Figure collection entries

----------

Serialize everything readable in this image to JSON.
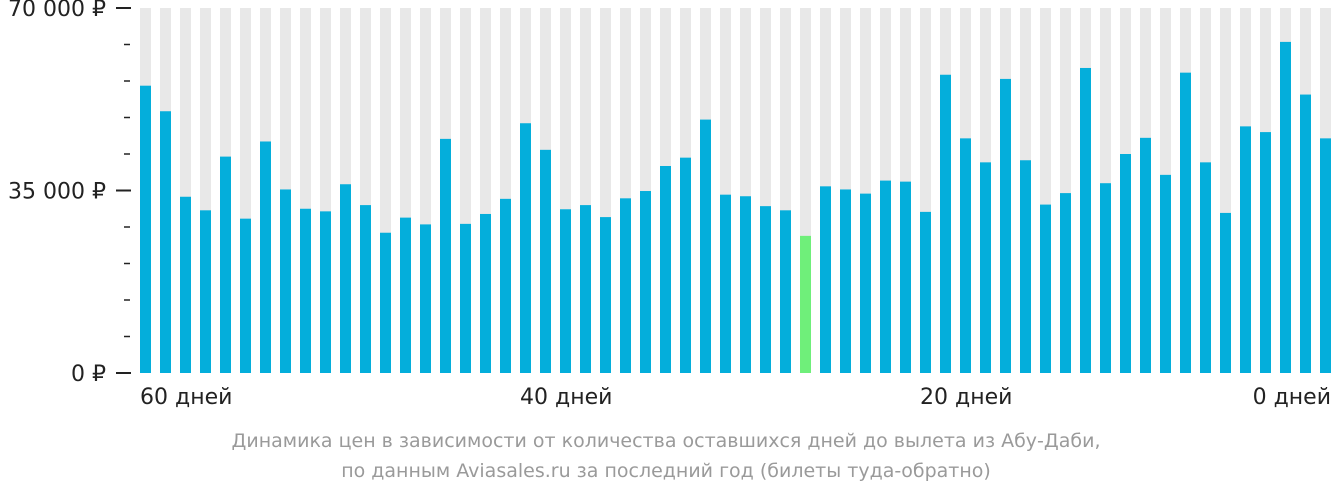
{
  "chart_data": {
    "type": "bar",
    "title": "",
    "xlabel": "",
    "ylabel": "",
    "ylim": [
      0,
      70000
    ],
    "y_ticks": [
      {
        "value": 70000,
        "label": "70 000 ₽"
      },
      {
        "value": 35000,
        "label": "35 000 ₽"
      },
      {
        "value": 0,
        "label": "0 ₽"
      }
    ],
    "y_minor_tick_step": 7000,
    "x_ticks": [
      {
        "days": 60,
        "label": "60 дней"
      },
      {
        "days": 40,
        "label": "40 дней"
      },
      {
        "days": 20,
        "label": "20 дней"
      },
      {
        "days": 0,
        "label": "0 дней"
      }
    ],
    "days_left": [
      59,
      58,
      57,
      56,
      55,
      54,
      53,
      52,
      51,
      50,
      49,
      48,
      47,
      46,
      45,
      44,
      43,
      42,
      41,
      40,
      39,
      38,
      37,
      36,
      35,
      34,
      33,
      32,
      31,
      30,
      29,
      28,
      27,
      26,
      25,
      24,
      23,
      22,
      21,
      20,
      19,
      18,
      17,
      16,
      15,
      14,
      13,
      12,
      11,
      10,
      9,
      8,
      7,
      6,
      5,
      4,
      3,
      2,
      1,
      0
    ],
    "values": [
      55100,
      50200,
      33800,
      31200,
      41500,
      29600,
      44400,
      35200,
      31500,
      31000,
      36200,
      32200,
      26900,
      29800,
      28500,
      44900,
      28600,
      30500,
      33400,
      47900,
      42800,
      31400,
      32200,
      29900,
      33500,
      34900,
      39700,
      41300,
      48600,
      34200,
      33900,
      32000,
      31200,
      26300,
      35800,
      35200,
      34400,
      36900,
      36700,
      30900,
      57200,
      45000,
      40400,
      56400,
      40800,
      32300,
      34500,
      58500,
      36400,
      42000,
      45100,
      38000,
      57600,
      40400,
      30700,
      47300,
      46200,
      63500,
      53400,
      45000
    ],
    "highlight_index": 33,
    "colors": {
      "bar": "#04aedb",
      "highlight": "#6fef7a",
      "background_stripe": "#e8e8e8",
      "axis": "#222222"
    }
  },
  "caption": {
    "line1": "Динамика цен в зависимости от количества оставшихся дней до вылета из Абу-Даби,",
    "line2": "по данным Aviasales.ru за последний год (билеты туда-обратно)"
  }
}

----------

Write out the full listing verbatim, excluding its pictures.

Serialize everything readable in this image to JSON.
{
  "chart_data": {
    "type": "bar",
    "title": "",
    "xlabel": "",
    "ylabel": "",
    "ylim": [
      0,
      70000
    ],
    "y_ticks": [
      {
        "value": 70000,
        "label": "70 000 ₽"
      },
      {
        "value": 35000,
        "label": "35 000 ₽"
      },
      {
        "value": 0,
        "label": "0 ₽"
      }
    ],
    "y_minor_tick_step": 7000,
    "x_ticks": [
      {
        "days": 60,
        "label": "60 дней"
      },
      {
        "days": 40,
        "label": "40 дней"
      },
      {
        "days": 20,
        "label": "20 дней"
      },
      {
        "days": 0,
        "label": "0 дней"
      }
    ],
    "days_left": [
      59,
      58,
      57,
      56,
      55,
      54,
      53,
      52,
      51,
      50,
      49,
      48,
      47,
      46,
      45,
      44,
      43,
      42,
      41,
      40,
      39,
      38,
      37,
      36,
      35,
      34,
      33,
      32,
      31,
      30,
      29,
      28,
      27,
      26,
      25,
      24,
      23,
      22,
      21,
      20,
      19,
      18,
      17,
      16,
      15,
      14,
      13,
      12,
      11,
      10,
      9,
      8,
      7,
      6,
      5,
      4,
      3,
      2,
      1,
      0
    ],
    "values": [
      55100,
      50200,
      33800,
      31200,
      41500,
      29600,
      44400,
      35200,
      31500,
      31000,
      36200,
      32200,
      26900,
      29800,
      28500,
      44900,
      28600,
      30500,
      33400,
      47900,
      42800,
      31400,
      32200,
      29900,
      33500,
      34900,
      39700,
      41300,
      48600,
      34200,
      33900,
      32000,
      31200,
      26300,
      35800,
      35200,
      34400,
      36900,
      36700,
      30900,
      57200,
      45000,
      40400,
      56400,
      40800,
      32300,
      34500,
      58500,
      36400,
      42000,
      45100,
      38000,
      57600,
      40400,
      30700,
      47300,
      46200,
      63500,
      53400,
      45000
    ],
    "highlight_index": 33,
    "colors": {
      "bar": "#04aedb",
      "highlight": "#6fef7a",
      "background_stripe": "#e8e8e8",
      "axis": "#222222"
    }
  },
  "caption": {
    "line1": "Динамика цен в зависимости от количества оставшихся дней до вылета из Абу-Даби,",
    "line2": "по данным Aviasales.ru за последний год (билеты туда-обратно)"
  }
}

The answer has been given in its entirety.